EXERCISE REQUIREMENTS:
Transcribe every record that appears below, exactly and in full.

-- BEGIN DATA TO PROCESS --

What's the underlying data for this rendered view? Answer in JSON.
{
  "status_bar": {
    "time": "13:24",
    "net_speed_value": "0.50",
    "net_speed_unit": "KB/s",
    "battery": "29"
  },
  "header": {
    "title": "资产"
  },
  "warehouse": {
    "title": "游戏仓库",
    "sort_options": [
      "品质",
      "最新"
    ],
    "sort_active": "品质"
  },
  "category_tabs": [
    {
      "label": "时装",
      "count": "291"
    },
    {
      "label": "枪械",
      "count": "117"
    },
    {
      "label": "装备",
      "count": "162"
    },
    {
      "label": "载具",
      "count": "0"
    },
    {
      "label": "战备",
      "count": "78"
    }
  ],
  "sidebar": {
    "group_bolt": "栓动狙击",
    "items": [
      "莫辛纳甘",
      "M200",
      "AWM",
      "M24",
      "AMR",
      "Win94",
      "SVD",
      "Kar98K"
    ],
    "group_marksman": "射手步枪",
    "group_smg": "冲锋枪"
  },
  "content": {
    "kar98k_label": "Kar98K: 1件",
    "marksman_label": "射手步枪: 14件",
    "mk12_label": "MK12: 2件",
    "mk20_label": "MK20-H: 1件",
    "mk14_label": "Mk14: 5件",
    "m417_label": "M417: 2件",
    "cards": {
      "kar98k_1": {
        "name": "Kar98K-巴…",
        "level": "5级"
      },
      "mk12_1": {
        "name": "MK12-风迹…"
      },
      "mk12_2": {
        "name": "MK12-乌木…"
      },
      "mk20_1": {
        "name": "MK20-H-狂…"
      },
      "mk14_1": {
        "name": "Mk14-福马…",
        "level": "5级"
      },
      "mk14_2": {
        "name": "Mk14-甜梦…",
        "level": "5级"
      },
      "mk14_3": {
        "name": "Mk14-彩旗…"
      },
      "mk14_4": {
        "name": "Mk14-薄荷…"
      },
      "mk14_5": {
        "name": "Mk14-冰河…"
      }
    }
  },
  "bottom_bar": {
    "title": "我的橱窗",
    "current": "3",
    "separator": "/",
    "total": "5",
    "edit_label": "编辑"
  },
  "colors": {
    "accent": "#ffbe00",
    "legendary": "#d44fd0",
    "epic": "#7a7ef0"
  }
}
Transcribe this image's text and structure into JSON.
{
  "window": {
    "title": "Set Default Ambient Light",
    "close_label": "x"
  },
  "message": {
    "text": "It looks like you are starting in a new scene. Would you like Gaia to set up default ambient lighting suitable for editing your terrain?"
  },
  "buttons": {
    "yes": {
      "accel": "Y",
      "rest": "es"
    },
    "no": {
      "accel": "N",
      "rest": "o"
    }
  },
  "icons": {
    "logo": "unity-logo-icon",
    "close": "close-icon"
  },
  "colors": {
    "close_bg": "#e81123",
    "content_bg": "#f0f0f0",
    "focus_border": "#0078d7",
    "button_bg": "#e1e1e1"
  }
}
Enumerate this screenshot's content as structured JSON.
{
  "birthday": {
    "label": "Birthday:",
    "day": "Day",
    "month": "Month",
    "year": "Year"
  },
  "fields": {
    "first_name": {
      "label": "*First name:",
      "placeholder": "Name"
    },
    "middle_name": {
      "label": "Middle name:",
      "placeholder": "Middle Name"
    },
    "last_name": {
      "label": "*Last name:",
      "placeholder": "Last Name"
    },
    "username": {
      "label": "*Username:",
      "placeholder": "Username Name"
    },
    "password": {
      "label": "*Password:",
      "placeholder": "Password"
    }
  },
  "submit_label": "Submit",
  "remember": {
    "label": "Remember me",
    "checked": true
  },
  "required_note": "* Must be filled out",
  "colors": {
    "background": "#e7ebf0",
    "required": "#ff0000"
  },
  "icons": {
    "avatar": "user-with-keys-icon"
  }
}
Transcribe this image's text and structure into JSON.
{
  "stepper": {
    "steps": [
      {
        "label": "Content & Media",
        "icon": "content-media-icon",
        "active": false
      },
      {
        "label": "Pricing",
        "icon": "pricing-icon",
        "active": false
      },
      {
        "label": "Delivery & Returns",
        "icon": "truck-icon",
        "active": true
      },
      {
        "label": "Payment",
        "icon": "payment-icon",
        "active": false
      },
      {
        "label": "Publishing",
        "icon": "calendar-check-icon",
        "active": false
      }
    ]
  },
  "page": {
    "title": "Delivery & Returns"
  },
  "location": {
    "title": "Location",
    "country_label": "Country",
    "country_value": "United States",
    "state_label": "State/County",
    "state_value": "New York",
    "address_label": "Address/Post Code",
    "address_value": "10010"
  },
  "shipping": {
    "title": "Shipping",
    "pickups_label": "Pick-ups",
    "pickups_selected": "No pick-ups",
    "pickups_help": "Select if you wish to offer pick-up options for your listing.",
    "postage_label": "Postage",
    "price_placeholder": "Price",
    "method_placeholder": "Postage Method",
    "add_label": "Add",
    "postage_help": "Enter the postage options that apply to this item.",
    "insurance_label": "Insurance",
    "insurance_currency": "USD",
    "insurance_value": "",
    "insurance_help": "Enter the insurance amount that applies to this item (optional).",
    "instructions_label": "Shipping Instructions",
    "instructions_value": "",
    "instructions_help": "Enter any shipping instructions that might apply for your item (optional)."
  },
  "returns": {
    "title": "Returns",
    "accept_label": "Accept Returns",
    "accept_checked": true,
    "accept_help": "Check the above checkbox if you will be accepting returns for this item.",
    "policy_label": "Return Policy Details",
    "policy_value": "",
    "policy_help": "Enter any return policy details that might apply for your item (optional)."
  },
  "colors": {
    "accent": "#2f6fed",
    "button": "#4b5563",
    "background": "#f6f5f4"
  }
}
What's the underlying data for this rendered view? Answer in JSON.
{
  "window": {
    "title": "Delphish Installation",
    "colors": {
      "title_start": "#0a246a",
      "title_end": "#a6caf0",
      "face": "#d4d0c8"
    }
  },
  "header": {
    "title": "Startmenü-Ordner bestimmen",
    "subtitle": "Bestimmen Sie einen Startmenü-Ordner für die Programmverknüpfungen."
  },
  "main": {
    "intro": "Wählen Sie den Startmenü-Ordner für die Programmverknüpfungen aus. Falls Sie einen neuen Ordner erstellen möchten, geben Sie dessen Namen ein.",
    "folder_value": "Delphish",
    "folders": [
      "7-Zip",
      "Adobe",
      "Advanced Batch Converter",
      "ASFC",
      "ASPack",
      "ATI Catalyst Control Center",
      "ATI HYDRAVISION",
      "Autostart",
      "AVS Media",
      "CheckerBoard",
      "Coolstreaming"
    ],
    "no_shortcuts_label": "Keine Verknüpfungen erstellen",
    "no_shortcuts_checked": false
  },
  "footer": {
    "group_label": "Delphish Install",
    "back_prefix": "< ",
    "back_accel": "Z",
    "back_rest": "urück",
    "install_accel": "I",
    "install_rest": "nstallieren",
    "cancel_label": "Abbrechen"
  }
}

-- END DATA TO PROCESS --

SOLUTION FOR THIS EXERCISE:
What's the underlying data for this rendered view? Answer in JSON.
{
  "status_bar": {
    "time": "13:24",
    "net_speed_value": "0.50",
    "net_speed_unit": "KB/s",
    "battery": "29"
  },
  "header": {
    "title": "资产"
  },
  "warehouse": {
    "title": "游戏仓库",
    "sort_options": [
      "品质",
      "最新"
    ],
    "sort_active": "品质"
  },
  "category_tabs": [
    {
      "label": "时装",
      "count": "291"
    },
    {
      "label": "枪械",
      "count": "117"
    },
    {
      "label": "装备",
      "count": "162"
    },
    {
      "label": "载具",
      "count": "0"
    },
    {
      "label": "战备",
      "count": "78"
    }
  ],
  "sidebar": {
    "group_bolt": "栓动狙击",
    "items": [
      "莫辛纳甘",
      "M200",
      "AWM",
      "M24",
      "AMR",
      "Win94",
      "SVD",
      "Kar98K"
    ],
    "group_marksman": "射手步枪",
    "group_smg": "冲锋枪"
  },
  "content": {
    "kar98k_label": "Kar98K: 1件",
    "marksman_label": "射手步枪: 14件",
    "mk12_label": "MK12: 2件",
    "mk20_label": "MK20-H: 1件",
    "mk14_label": "Mk14: 5件",
    "m417_label": "M417: 2件",
    "cards": {
      "kar98k_1": {
        "name": "Kar98K-巴…",
        "level": "5级"
      },
      "mk12_1": {
        "name": "MK12-风迹…"
      },
      "mk12_2": {
        "name": "MK12-乌木…"
      },
      "mk20_1": {
        "name": "MK20-H-狂…"
      },
      "mk14_1": {
        "name": "Mk14-福马…",
        "level": "5级"
      },
      "mk14_2": {
        "name": "Mk14-甜梦…",
        "level": "5级"
      },
      "mk14_3": {
        "name": "Mk14-彩旗…"
      },
      "mk14_4": {
        "name": "Mk14-薄荷…"
      },
      "mk14_5": {
        "name": "Mk14-冰河…"
      }
    }
  },
  "bottom_bar": {
    "title": "我的橱窗",
    "current": "3",
    "separator": "/",
    "total": "5",
    "edit_label": "编辑"
  },
  "colors": {
    "accent": "#ffbe00",
    "legendary": "#d44fd0",
    "epic": "#7a7ef0"
  }
}
Transcribe this image's text and structure into JSON.
{
  "window": {
    "title": "Set Default Ambient Light",
    "close_label": "x"
  },
  "message": {
    "text": "It looks like you are starting in a new scene. Would you like Gaia to set up default ambient lighting suitable for editing your terrain?"
  },
  "buttons": {
    "yes": {
      "accel": "Y",
      "rest": "es"
    },
    "no": {
      "accel": "N",
      "rest": "o"
    }
  },
  "icons": {
    "logo": "unity-logo-icon",
    "close": "close-icon"
  },
  "colors": {
    "close_bg": "#e81123",
    "content_bg": "#f0f0f0",
    "focus_border": "#0078d7",
    "button_bg": "#e1e1e1"
  }
}
Enumerate this screenshot's content as structured JSON.
{
  "birthday": {
    "label": "Birthday:",
    "day": "Day",
    "month": "Month",
    "year": "Year"
  },
  "fields": {
    "first_name": {
      "label": "*First name:",
      "placeholder": "Name"
    },
    "middle_name": {
      "label": "Middle name:",
      "placeholder": "Middle Name"
    },
    "last_name": {
      "label": "*Last name:",
      "placeholder": "Last Name"
    },
    "username": {
      "label": "*Username:",
      "placeholder": "Username Name"
    },
    "password": {
      "label": "*Password:",
      "placeholder": "Password"
    }
  },
  "submit_label": "Submit",
  "remember": {
    "label": "Remember me",
    "checked": true
  },
  "required_note": "* Must be filled out",
  "colors": {
    "background": "#e7ebf0",
    "required": "#ff0000"
  },
  "icons": {
    "avatar": "user-with-keys-icon"
  }
}
Transcribe this image's text and structure into JSON.
{
  "stepper": {
    "steps": [
      {
        "label": "Content & Media",
        "icon": "content-media-icon",
        "active": false
      },
      {
        "label": "Pricing",
        "icon": "pricing-icon",
        "active": false
      },
      {
        "label": "Delivery & Returns",
        "icon": "truck-icon",
        "active": true
      },
      {
        "label": "Payment",
        "icon": "payment-icon",
        "active": false
      },
      {
        "label": "Publishing",
        "icon": "calendar-check-icon",
        "active": false
      }
    ]
  },
  "page": {
    "title": "Delivery & Returns"
  },
  "location": {
    "title": "Location",
    "country_label": "Country",
    "country_value": "United States",
    "state_label": "State/County",
    "state_value": "New York",
    "address_label": "Address/Post Code",
    "address_value": "10010"
  },
  "shipping": {
    "title": "Shipping",
    "pickups_label": "Pick-ups",
    "pickups_selected": "No pick-ups",
    "pickups_help": "Select if you wish to offer pick-up options for your listing.",
    "postage_label": "Postage",
    "price_placeholder": "Price",
    "method_placeholder": "Postage Method",
    "add_label": "Add",
    "postage_help": "Enter the postage options that apply to this item.",
    "insurance_label": "Insurance",
    "insurance_currency": "USD",
    "insurance_value": "",
    "insurance_help": "Enter the insurance amount that applies to this item (optional).",
    "instructions_label": "Shipping Instructions",
    "instructions_value": "",
    "instructions_help": "Enter any shipping instructions that might apply for your item (optional)."
  },
  "returns": {
    "title": "Returns",
    "accept_label": "Accept Returns",
    "accept_checked": true,
    "accept_help": "Check the above checkbox if you will be accepting returns for this item.",
    "policy_label": "Return Policy Details",
    "policy_value": "",
    "policy_help": "Enter any return policy details that might apply for your item (optional)."
  },
  "colors": {
    "accent": "#2f6fed",
    "button": "#4b5563",
    "background": "#f6f5f4"
  }
}
What's the underlying data for this rendered view? Answer in JSON.
{
  "window": {
    "title": "Delphish Installation",
    "colors": {
      "title_start": "#0a246a",
      "title_end": "#a6caf0",
      "face": "#d4d0c8"
    }
  },
  "header": {
    "title": "Startmenü-Ordner bestimmen",
    "subtitle": "Bestimmen Sie einen Startmenü-Ordner für die Programmverknüpfungen."
  },
  "main": {
    "intro": "Wählen Sie den Startmenü-Ordner für die Programmverknüpfungen aus. Falls Sie einen neuen Ordner erstellen möchten, geben Sie dessen Namen ein.",
    "folder_value": "Delphish",
    "folders": [
      "7-Zip",
      "Adobe",
      "Advanced Batch Converter",
      "ASFC",
      "ASPack",
      "ATI Catalyst Control Center",
      "ATI HYDRAVISION",
      "Autostart",
      "AVS Media",
      "CheckerBoard",
      "Coolstreaming"
    ],
    "no_shortcuts_label": "Keine Verknüpfungen erstellen",
    "no_shortcuts_checked": false
  },
  "footer": {
    "group_label": "Delphish Install",
    "back_prefix": "< ",
    "back_accel": "Z",
    "back_rest": "urück",
    "install_accel": "I",
    "install_rest": "nstallieren",
    "cancel_label": "Abbrechen"
  }
}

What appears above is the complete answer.